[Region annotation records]

+--

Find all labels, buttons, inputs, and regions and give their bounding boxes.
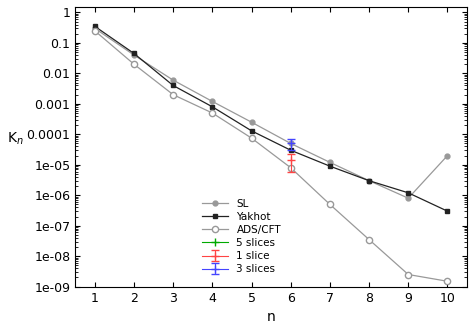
X-axis label: n: n bbox=[267, 310, 275, 324]
Y-axis label: K$_n$: K$_n$ bbox=[7, 130, 24, 147]
Yakhot bbox=[327, 164, 333, 168]
SL bbox=[131, 53, 137, 57]
ADS/CFT bbox=[288, 166, 293, 170]
Yakhot bbox=[249, 129, 255, 133]
SL bbox=[445, 154, 450, 158]
SL bbox=[327, 160, 333, 164]
ADS/CFT bbox=[249, 136, 255, 140]
ADS/CFT bbox=[210, 111, 215, 115]
Yakhot bbox=[170, 83, 176, 87]
Yakhot bbox=[445, 209, 450, 213]
Legend: SL, Yakhot, ADS/CFT, 5 slices, 1 slice, 3 slices: SL, Yakhot, ADS/CFT, 5 slices, 1 slice, … bbox=[198, 195, 285, 279]
SL bbox=[170, 78, 176, 82]
SL bbox=[366, 179, 372, 183]
Line: SL: SL bbox=[92, 26, 450, 201]
SL bbox=[210, 99, 215, 103]
ADS/CFT bbox=[131, 62, 137, 66]
ADS/CFT bbox=[170, 93, 176, 97]
SL bbox=[405, 196, 411, 200]
Yakhot bbox=[288, 148, 293, 152]
Line: Yakhot: Yakhot bbox=[92, 24, 450, 213]
Yakhot bbox=[210, 105, 215, 109]
ADS/CFT bbox=[445, 279, 450, 283]
SL bbox=[288, 141, 293, 145]
Yakhot bbox=[131, 51, 137, 55]
Line: ADS/CFT: ADS/CFT bbox=[91, 27, 451, 284]
SL bbox=[249, 120, 255, 124]
ADS/CFT bbox=[405, 272, 411, 276]
Yakhot bbox=[405, 191, 411, 195]
ADS/CFT bbox=[92, 29, 98, 33]
ADS/CFT bbox=[366, 238, 372, 242]
Yakhot bbox=[366, 179, 372, 183]
Yakhot bbox=[92, 24, 98, 28]
ADS/CFT bbox=[327, 203, 333, 207]
SL bbox=[92, 26, 98, 30]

+--

Exercise task: Rewrite the records above, substituting "AdS/CFT" for every occurrence of "ADS/CFT" and keeping all other text the same. Omit the pictures from your version.

Complete output:
Find all labels, buttons, inputs, and regions and give their bounding boxes.
X-axis label: n: n bbox=[267, 310, 275, 324]
Y-axis label: K$_n$: K$_n$ bbox=[7, 130, 24, 147]
Yakhot bbox=[327, 164, 333, 168]
SL bbox=[131, 53, 137, 57]
AdS/CFT bbox=[288, 166, 293, 170]
Yakhot bbox=[249, 129, 255, 133]
SL bbox=[445, 154, 450, 158]
SL bbox=[327, 160, 333, 164]
AdS/CFT bbox=[249, 136, 255, 140]
AdS/CFT bbox=[210, 111, 215, 115]
Yakhot bbox=[170, 83, 176, 87]
Yakhot bbox=[445, 209, 450, 213]
Legend: SL, Yakhot, AdS/CFT, 5 slices, 1 slice, 3 slices: SL, Yakhot, AdS/CFT, 5 slices, 1 slice, … bbox=[198, 195, 285, 279]
SL bbox=[170, 78, 176, 82]
SL bbox=[366, 179, 372, 183]
Line: SL: SL bbox=[92, 26, 450, 201]
SL bbox=[210, 99, 215, 103]
AdS/CFT bbox=[131, 62, 137, 66]
AdS/CFT bbox=[170, 93, 176, 97]
SL bbox=[405, 196, 411, 200]
Yakhot bbox=[288, 148, 293, 152]
Line: Yakhot: Yakhot bbox=[92, 24, 450, 213]
Yakhot bbox=[210, 105, 215, 109]
AdS/CFT bbox=[445, 279, 450, 283]
SL bbox=[288, 141, 293, 145]
Yakhot bbox=[131, 51, 137, 55]
Line: AdS/CFT: AdS/CFT bbox=[91, 27, 451, 284]
SL bbox=[249, 120, 255, 124]
AdS/CFT bbox=[405, 272, 411, 276]
Yakhot bbox=[405, 191, 411, 195]
AdS/CFT bbox=[92, 29, 98, 33]
AdS/CFT bbox=[366, 238, 372, 242]
Yakhot bbox=[366, 179, 372, 183]
Yakhot bbox=[92, 24, 98, 28]
AdS/CFT bbox=[327, 203, 333, 207]
SL bbox=[92, 26, 98, 30]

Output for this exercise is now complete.